(begin)

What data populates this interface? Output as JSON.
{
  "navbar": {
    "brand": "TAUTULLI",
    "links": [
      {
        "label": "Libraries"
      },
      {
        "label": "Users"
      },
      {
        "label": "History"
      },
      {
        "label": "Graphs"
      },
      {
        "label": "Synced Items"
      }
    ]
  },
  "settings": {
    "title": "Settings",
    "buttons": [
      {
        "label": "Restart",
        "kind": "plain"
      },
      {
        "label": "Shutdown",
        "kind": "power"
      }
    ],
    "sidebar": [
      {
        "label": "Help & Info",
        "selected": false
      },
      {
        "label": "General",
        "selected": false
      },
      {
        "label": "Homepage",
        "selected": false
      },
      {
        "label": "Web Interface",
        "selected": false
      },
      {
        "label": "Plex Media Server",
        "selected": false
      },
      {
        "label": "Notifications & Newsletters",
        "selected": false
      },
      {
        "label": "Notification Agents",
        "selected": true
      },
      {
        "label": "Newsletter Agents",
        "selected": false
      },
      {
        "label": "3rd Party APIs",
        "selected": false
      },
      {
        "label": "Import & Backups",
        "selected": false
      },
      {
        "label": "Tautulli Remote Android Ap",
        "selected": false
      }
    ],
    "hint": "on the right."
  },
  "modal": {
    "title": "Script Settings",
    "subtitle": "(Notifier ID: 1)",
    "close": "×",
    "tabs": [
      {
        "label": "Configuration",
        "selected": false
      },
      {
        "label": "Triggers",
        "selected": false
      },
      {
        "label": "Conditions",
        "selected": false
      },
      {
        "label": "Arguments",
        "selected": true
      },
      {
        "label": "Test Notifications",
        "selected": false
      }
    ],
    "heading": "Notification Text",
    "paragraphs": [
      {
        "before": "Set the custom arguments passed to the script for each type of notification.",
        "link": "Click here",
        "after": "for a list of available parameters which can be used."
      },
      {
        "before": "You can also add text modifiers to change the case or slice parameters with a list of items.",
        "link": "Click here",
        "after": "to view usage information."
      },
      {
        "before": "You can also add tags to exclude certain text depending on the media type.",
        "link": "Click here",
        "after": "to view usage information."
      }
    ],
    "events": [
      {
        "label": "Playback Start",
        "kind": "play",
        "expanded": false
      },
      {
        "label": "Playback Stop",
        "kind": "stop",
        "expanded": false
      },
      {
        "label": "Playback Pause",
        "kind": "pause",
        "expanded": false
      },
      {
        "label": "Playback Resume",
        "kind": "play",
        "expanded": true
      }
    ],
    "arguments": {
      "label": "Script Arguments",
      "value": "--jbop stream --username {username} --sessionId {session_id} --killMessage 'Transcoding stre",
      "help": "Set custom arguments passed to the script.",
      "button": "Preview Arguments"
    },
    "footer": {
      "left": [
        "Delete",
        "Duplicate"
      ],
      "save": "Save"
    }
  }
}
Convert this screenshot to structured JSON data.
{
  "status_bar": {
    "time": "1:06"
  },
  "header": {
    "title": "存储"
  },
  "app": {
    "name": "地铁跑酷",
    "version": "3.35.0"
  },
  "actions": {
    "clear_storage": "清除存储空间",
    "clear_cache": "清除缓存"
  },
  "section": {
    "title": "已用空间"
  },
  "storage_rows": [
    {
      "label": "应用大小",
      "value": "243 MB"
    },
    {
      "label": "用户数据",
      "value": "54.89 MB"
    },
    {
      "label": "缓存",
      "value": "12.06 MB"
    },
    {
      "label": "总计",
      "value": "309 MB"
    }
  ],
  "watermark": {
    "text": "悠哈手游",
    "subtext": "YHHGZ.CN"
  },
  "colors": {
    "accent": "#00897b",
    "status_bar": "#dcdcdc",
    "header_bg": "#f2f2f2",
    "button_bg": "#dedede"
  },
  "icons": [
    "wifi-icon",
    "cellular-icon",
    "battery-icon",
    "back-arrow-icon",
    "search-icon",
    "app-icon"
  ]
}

(end)

Check each line of the entries for the string "custom". Copy the lines that have it.

        "before": "Set the custom arguments passed to the script for each type of notification.",
      "help": "Set custom arguments passed to the script.",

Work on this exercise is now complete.